Goal :: Reproduce the entire listing word for word.

Data shown ::
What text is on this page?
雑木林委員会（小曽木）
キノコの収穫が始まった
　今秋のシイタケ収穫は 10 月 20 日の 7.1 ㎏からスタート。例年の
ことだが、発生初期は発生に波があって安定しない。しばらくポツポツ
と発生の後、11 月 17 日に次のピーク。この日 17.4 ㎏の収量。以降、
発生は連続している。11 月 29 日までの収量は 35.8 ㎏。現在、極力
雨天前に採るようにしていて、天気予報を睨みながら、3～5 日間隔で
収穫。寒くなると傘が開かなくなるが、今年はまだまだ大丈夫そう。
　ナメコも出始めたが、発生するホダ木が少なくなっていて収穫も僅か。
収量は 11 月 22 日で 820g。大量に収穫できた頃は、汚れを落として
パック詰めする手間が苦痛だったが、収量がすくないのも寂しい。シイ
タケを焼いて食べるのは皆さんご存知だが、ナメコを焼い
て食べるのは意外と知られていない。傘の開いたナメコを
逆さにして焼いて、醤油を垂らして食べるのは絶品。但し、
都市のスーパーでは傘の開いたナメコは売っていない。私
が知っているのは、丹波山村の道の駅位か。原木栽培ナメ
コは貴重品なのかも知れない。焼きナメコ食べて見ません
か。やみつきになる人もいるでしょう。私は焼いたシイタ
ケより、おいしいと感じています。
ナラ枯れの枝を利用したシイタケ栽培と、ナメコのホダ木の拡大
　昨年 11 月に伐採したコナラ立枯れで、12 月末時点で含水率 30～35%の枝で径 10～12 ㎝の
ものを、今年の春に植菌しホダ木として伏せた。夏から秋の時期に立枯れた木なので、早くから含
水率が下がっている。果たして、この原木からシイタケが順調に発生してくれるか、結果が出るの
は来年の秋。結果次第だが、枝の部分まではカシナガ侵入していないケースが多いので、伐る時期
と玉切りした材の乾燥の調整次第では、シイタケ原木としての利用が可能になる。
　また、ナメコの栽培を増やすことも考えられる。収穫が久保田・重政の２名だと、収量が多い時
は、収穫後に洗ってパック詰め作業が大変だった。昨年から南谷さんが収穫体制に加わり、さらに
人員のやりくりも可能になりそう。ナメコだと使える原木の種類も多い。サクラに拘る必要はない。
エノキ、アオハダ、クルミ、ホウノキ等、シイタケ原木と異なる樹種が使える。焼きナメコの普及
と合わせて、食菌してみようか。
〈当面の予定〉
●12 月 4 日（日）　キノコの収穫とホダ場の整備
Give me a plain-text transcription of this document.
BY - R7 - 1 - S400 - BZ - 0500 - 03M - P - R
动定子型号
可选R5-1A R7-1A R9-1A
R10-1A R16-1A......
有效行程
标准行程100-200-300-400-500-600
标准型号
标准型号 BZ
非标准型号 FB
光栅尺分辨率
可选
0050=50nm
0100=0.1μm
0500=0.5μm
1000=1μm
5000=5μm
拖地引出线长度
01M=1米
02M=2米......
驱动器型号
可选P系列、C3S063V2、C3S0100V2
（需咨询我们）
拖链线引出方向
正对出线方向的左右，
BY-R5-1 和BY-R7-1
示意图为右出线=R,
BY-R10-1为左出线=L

Written solution ::
What text is on this page?
雑木林委員会（小曽木）
キノコの収穫が始まった
　今秋のシイタケ収穫は 10 月 20 日の 7.1 ㎏からスタート。例年の
ことだが、発生初期は発生に波があって安定しない。しばらくポツポツ
と発生の後、11 月 17 日に次のピーク。この日 17.4 ㎏の収量。以降、
発生は連続している。11 月 29 日までの収量は 35.8 ㎏。現在、極力
雨天前に採るようにしていて、天気予報を睨みながら、3～5 日間隔で
収穫。寒くなると傘が開かなくなるが、今年はまだまだ大丈夫そう。
　ナメコも出始めたが、発生するホダ木が少なくなっていて収穫も僅か。
収量は 11 月 22 日で 820g。大量に収穫できた頃は、汚れを落として
パック詰めする手間が苦痛だったが、収量がすくないのも寂しい。シイ
タケを焼いて食べるのは皆さんご存知だが、ナメコを焼い
て食べるのは意外と知られていない。傘の開いたナメコを
逆さにして焼いて、醤油を垂らして食べるのは絶品。但し、
都市のスーパーでは傘の開いたナメコは売っていない。私
が知っているのは、丹波山村の道の駅位か。原木栽培ナメ
コは貴重品なのかも知れない。焼きナメコ食べて見ません
か。やみつきになる人もいるでしょう。私は焼いたシイタ
ケより、おいしいと感じています。
ナラ枯れの枝を利用したシイタケ栽培と、ナメコのホダ木の拡大
　昨年 11 月に伐採したコナラ立枯れで、12 月末時点で含水率 30～35%の枝で径 10～12 ㎝の
ものを、今年の春に植菌しホダ木として伏せた。夏から秋の時期に立枯れた木なので、早くから含
水率が下がっている。果たして、この原木からシイタケが順調に発生してくれるか、結果が出るの
は来年の秋。結果次第だが、枝の部分まではカシナガ侵入していないケースが多いので、伐る時期
と玉切りした材の乾燥の調整次第では、シイタケ原木としての利用が可能になる。
　また、ナメコの栽培を増やすことも考えられる。収穫が久保田・重政の２名だと、収量が多い時
は、収穫後に洗ってパック詰め作業が大変だった。昨年から南谷さんが収穫体制に加わり、さらに
人員のやりくりも可能になりそう。ナメコだと使える原木の種類も多い。サクラに拘る必要はない。
エノキ、アオハダ、クルミ、ホウノキ等、シイタケ原木と異なる樹種が使える。焼きナメコの普及
と合わせて、食菌してみようか。
〈当面の予定〉
●12 月 4 日（日）　キノコの収穫とホダ場の整備
Give me a plain-text transcription of this document.
BY - R7 - 1 - S400 - BZ - 0500 - 03M - P - R
动定子型号
可选R5-1A R7-1A R9-1A
R10-1A R16-1A......
有效行程
标准行程100-200-300-400-500-600
标准型号
标准型号 BZ
非标准型号 FB
光栅尺分辨率
可选
0050=50nm
0100=0.1μm
0500=0.5μm
1000=1μm
5000=5μm
拖地引出线长度
01M=1米
02M=2米......
驱动器型号
可选P系列、C3S063V2、C3S0100V2
（需咨询我们）
拖链线引出方向
正对出线方向的左右，
BY-R5-1 和BY-R7-1
示意图为右出线=R,
BY-R10-1为左出线=L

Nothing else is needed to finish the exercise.